Output the entries word for word. Omit images.

* start Exercise data *

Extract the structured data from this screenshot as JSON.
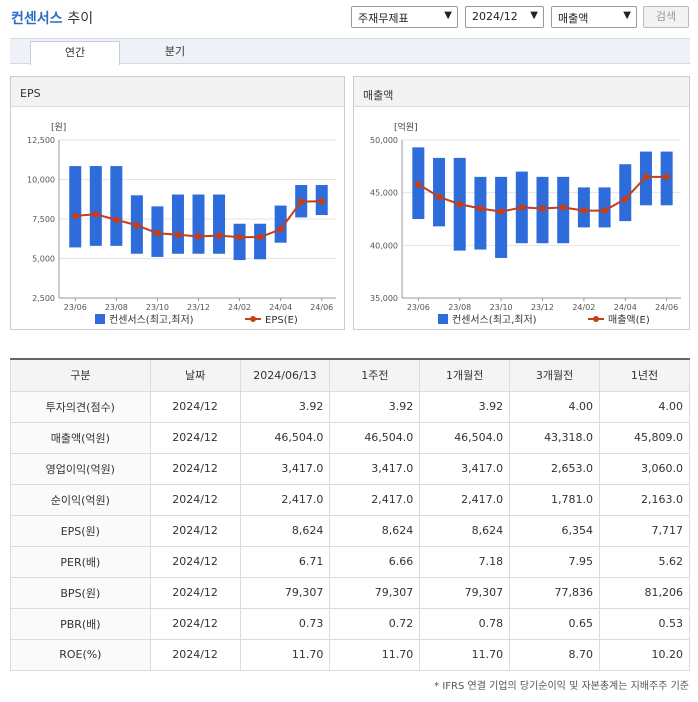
{
  "header": {
    "title_accent": "컨센서스",
    "title_rest": "추이",
    "select_type": "주재무제표",
    "select_date": "2024/12",
    "select_metric": "매출액",
    "search_label": "검색"
  },
  "tabs": [
    {
      "label": "연간"
    },
    {
      "label": "분기"
    }
  ],
  "chart_data": [
    {
      "type": "bar",
      "title": "EPS",
      "ylabel": "[원]",
      "ylim": [
        2500,
        12500
      ],
      "yticks": [
        "12,500",
        "10,000",
        "7,500",
        "5,000",
        "2,500"
      ],
      "ytick_values": [
        12500,
        10000,
        7500,
        5000,
        2500
      ],
      "xtick_labels": [
        "23/06",
        "23/08",
        "23/10",
        "23/12",
        "24/02",
        "24/04",
        "24/06"
      ],
      "legend": [
        "컨센서스(최고,최저)",
        "EPS(E)"
      ],
      "series": [
        {
          "name": "컨센서스(최고,최저)",
          "range": [
            [
              5700,
              10850
            ],
            [
              5800,
              10850
            ],
            [
              5800,
              10850
            ],
            [
              5300,
              9000
            ],
            [
              5100,
              8300
            ],
            [
              5300,
              9050
            ],
            [
              5300,
              9050
            ],
            [
              5300,
              9050
            ],
            [
              4900,
              7200
            ],
            [
              4950,
              7200
            ],
            [
              6000,
              8350
            ],
            [
              7600,
              9650
            ],
            [
              7750,
              9650
            ]
          ]
        },
        {
          "name": "EPS(E)",
          "values": [
            7700,
            7800,
            7450,
            7100,
            6600,
            6500,
            6400,
            6450,
            6350,
            6350,
            6850,
            8600,
            8624
          ]
        }
      ],
      "bar_color": "#2e6bdb",
      "line_color": "#c63d1a"
    },
    {
      "type": "bar",
      "title": "매출액",
      "ylabel": "[억원]",
      "ylim": [
        35000,
        50000
      ],
      "yticks": [
        "50,000",
        "45,000",
        "40,000",
        "35,000"
      ],
      "ytick_values": [
        50000,
        45000,
        40000,
        35000
      ],
      "xtick_labels": [
        "23/06",
        "23/08",
        "23/10",
        "23/12",
        "24/02",
        "24/04",
        "24/06"
      ],
      "legend": [
        "컨센서스(최고,최저)",
        "매출액(E)"
      ],
      "series": [
        {
          "name": "컨센서스(최고,최저)",
          "range": [
            [
              42500,
              49300
            ],
            [
              41800,
              48300
            ],
            [
              39500,
              48300
            ],
            [
              39600,
              46500
            ],
            [
              38800,
              46500
            ],
            [
              40200,
              47000
            ],
            [
              40200,
              46500
            ],
            [
              40200,
              46500
            ],
            [
              41700,
              45500
            ],
            [
              41700,
              45500
            ],
            [
              42300,
              47700
            ],
            [
              43800,
              48900
            ],
            [
              43800,
              48900
            ]
          ]
        },
        {
          "name": "매출액(E)",
          "values": [
            45800,
            44600,
            43900,
            43500,
            43200,
            43600,
            43500,
            43600,
            43300,
            43300,
            44400,
            46500,
            46504
          ]
        }
      ],
      "bar_color": "#2e6bdb",
      "line_color": "#c63d1a"
    }
  ],
  "table": {
    "headers": [
      "구분",
      "날짜",
      "2024/06/13",
      "1주전",
      "1개월전",
      "3개월전",
      "1년전"
    ],
    "rows": [
      [
        "투자의견(점수)",
        "2024/12",
        "3.92",
        "3.92",
        "3.92",
        "4.00",
        "4.00"
      ],
      [
        "매출액(억원)",
        "2024/12",
        "46,504.0",
        "46,504.0",
        "46,504.0",
        "43,318.0",
        "45,809.0"
      ],
      [
        "영업이익(억원)",
        "2024/12",
        "3,417.0",
        "3,417.0",
        "3,417.0",
        "2,653.0",
        "3,060.0"
      ],
      [
        "순이익(억원)",
        "2024/12",
        "2,417.0",
        "2,417.0",
        "2,417.0",
        "1,781.0",
        "2,163.0"
      ],
      [
        "EPS(원)",
        "2024/12",
        "8,624",
        "8,624",
        "8,624",
        "6,354",
        "7,717"
      ],
      [
        "PER(배)",
        "2024/12",
        "6.71",
        "6.66",
        "7.18",
        "7.95",
        "5.62"
      ],
      [
        "BPS(원)",
        "2024/12",
        "79,307",
        "79,307",
        "79,307",
        "77,836",
        "81,206"
      ],
      [
        "PBR(배)",
        "2024/12",
        "0.73",
        "0.72",
        "0.78",
        "0.65",
        "0.53"
      ],
      [
        "ROE(%)",
        "2024/12",
        "11.70",
        "11.70",
        "11.70",
        "8.70",
        "10.20"
      ]
    ]
  },
  "footnote": "* IFRS 연결 기업의 당기순이익 및 자본총계는 지배주주 기준"
}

* end Exercise data *

» **Finished answer**:
Extract the structured data from this screenshot as JSON.
{
  "header": {
    "title_accent": "컨센서스",
    "title_rest": "추이",
    "select_type": "주재무제표",
    "select_date": "2024/12",
    "select_metric": "매출액",
    "search_label": "검색"
  },
  "tabs": [
    {
      "label": "연간"
    },
    {
      "label": "분기"
    }
  ],
  "chart_data": [
    {
      "type": "bar",
      "title": "EPS",
      "ylabel": "[원]",
      "ylim": [
        2500,
        12500
      ],
      "yticks": [
        "12,500",
        "10,000",
        "7,500",
        "5,000",
        "2,500"
      ],
      "ytick_values": [
        12500,
        10000,
        7500,
        5000,
        2500
      ],
      "xtick_labels": [
        "23/06",
        "23/08",
        "23/10",
        "23/12",
        "24/02",
        "24/04",
        "24/06"
      ],
      "legend": [
        "컨센서스(최고,최저)",
        "EPS(E)"
      ],
      "series": [
        {
          "name": "컨센서스(최고,최저)",
          "range": [
            [
              5700,
              10850
            ],
            [
              5800,
              10850
            ],
            [
              5800,
              10850
            ],
            [
              5300,
              9000
            ],
            [
              5100,
              8300
            ],
            [
              5300,
              9050
            ],
            [
              5300,
              9050
            ],
            [
              5300,
              9050
            ],
            [
              4900,
              7200
            ],
            [
              4950,
              7200
            ],
            [
              6000,
              8350
            ],
            [
              7600,
              9650
            ],
            [
              7750,
              9650
            ]
          ]
        },
        {
          "name": "EPS(E)",
          "values": [
            7700,
            7800,
            7450,
            7100,
            6600,
            6500,
            6400,
            6450,
            6350,
            6350,
            6850,
            8600,
            8624
          ]
        }
      ],
      "bar_color": "#2e6bdb",
      "line_color": "#c63d1a"
    },
    {
      "type": "bar",
      "title": "매출액",
      "ylabel": "[억원]",
      "ylim": [
        35000,
        50000
      ],
      "yticks": [
        "50,000",
        "45,000",
        "40,000",
        "35,000"
      ],
      "ytick_values": [
        50000,
        45000,
        40000,
        35000
      ],
      "xtick_labels": [
        "23/06",
        "23/08",
        "23/10",
        "23/12",
        "24/02",
        "24/04",
        "24/06"
      ],
      "legend": [
        "컨센서스(최고,최저)",
        "매출액(E)"
      ],
      "series": [
        {
          "name": "컨센서스(최고,최저)",
          "range": [
            [
              42500,
              49300
            ],
            [
              41800,
              48300
            ],
            [
              39500,
              48300
            ],
            [
              39600,
              46500
            ],
            [
              38800,
              46500
            ],
            [
              40200,
              47000
            ],
            [
              40200,
              46500
            ],
            [
              40200,
              46500
            ],
            [
              41700,
              45500
            ],
            [
              41700,
              45500
            ],
            [
              42300,
              47700
            ],
            [
              43800,
              48900
            ],
            [
              43800,
              48900
            ]
          ]
        },
        {
          "name": "매출액(E)",
          "values": [
            45800,
            44600,
            43900,
            43500,
            43200,
            43600,
            43500,
            43600,
            43300,
            43300,
            44400,
            46500,
            46504
          ]
        }
      ],
      "bar_color": "#2e6bdb",
      "line_color": "#c63d1a"
    }
  ],
  "table": {
    "headers": [
      "구분",
      "날짜",
      "2024/06/13",
      "1주전",
      "1개월전",
      "3개월전",
      "1년전"
    ],
    "rows": [
      [
        "투자의견(점수)",
        "2024/12",
        "3.92",
        "3.92",
        "3.92",
        "4.00",
        "4.00"
      ],
      [
        "매출액(억원)",
        "2024/12",
        "46,504.0",
        "46,504.0",
        "46,504.0",
        "43,318.0",
        "45,809.0"
      ],
      [
        "영업이익(억원)",
        "2024/12",
        "3,417.0",
        "3,417.0",
        "3,417.0",
        "2,653.0",
        "3,060.0"
      ],
      [
        "순이익(억원)",
        "2024/12",
        "2,417.0",
        "2,417.0",
        "2,417.0",
        "1,781.0",
        "2,163.0"
      ],
      [
        "EPS(원)",
        "2024/12",
        "8,624",
        "8,624",
        "8,624",
        "6,354",
        "7,717"
      ],
      [
        "PER(배)",
        "2024/12",
        "6.71",
        "6.66",
        "7.18",
        "7.95",
        "5.62"
      ],
      [
        "BPS(원)",
        "2024/12",
        "79,307",
        "79,307",
        "79,307",
        "77,836",
        "81,206"
      ],
      [
        "PBR(배)",
        "2024/12",
        "0.73",
        "0.72",
        "0.78",
        "0.65",
        "0.53"
      ],
      [
        "ROE(%)",
        "2024/12",
        "11.70",
        "11.70",
        "11.70",
        "8.70",
        "10.20"
      ]
    ]
  },
  "footnote": "* IFRS 연결 기업의 당기순이익 및 자본총계는 지배주주 기준"
}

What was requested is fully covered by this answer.